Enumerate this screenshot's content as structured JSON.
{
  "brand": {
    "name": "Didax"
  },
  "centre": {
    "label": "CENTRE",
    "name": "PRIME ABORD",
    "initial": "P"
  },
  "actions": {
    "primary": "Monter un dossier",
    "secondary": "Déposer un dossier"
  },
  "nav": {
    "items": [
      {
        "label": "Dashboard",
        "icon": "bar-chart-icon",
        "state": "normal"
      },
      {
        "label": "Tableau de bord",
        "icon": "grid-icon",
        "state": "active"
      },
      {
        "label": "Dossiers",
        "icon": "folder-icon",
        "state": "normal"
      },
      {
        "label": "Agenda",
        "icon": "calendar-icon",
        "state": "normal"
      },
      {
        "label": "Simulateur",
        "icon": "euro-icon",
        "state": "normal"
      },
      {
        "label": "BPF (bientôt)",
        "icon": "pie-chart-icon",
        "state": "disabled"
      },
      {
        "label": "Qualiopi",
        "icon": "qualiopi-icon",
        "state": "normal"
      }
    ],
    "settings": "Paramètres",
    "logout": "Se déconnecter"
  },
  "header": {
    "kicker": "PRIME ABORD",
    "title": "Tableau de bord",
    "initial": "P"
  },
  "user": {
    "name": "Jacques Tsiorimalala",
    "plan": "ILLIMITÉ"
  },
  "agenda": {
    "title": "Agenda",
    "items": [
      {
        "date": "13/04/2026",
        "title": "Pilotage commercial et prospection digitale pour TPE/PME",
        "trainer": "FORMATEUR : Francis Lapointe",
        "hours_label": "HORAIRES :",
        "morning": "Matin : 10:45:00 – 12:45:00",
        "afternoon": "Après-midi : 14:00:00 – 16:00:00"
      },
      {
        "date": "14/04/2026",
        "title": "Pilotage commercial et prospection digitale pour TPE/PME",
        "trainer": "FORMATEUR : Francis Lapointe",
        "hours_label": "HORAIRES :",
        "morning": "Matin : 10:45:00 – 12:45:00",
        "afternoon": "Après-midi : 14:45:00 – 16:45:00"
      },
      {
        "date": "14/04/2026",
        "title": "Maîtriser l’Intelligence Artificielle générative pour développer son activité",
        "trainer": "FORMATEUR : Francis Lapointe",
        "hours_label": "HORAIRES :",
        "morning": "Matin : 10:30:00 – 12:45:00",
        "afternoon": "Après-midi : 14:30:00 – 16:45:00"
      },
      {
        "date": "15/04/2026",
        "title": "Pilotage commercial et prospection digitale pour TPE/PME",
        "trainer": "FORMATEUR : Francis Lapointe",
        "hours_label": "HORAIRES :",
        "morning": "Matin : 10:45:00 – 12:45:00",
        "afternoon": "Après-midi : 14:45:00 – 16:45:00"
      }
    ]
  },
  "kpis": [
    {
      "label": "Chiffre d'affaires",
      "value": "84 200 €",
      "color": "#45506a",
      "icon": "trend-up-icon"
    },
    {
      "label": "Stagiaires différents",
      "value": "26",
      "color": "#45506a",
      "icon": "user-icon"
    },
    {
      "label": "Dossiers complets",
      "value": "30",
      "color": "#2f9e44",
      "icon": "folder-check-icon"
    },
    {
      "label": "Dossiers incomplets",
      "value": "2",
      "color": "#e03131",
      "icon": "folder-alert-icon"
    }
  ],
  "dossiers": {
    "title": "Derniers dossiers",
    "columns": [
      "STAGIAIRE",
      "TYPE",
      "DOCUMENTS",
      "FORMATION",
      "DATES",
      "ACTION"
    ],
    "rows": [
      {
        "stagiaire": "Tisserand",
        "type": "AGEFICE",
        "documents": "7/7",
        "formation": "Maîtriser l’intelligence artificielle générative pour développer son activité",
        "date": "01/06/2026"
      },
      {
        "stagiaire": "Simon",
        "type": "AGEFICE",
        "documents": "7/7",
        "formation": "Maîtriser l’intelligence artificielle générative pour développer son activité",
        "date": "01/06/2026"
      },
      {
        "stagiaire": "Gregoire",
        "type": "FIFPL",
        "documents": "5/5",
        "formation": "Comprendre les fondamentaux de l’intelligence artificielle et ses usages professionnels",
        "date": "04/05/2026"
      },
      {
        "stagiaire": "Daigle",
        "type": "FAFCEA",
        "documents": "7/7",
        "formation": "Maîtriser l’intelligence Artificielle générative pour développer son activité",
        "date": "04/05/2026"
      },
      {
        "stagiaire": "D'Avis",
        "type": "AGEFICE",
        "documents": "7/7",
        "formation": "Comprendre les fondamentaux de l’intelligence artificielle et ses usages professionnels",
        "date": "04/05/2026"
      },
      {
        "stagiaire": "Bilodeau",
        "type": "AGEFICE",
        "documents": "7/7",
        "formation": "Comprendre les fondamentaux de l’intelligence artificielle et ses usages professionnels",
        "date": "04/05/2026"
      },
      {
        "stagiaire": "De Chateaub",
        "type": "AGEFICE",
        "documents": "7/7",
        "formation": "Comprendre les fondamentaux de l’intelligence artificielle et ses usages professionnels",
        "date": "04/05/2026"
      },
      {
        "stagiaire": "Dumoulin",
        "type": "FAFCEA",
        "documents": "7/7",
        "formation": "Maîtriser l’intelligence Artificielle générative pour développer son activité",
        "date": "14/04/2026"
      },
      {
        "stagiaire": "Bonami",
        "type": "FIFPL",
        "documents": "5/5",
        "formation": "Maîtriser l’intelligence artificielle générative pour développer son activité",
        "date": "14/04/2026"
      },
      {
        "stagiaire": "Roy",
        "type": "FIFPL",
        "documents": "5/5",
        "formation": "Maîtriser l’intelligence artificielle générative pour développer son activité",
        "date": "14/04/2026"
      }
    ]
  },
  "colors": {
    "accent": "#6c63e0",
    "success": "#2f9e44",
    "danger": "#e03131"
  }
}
::::::::
*Objective*: Show, from the material above, each line that includes the string "folder".

*Solution to the exercise*:
        "icon": "folder-icon",
      "icon": "folder-check-icon"
      "icon": "folder-alert-icon"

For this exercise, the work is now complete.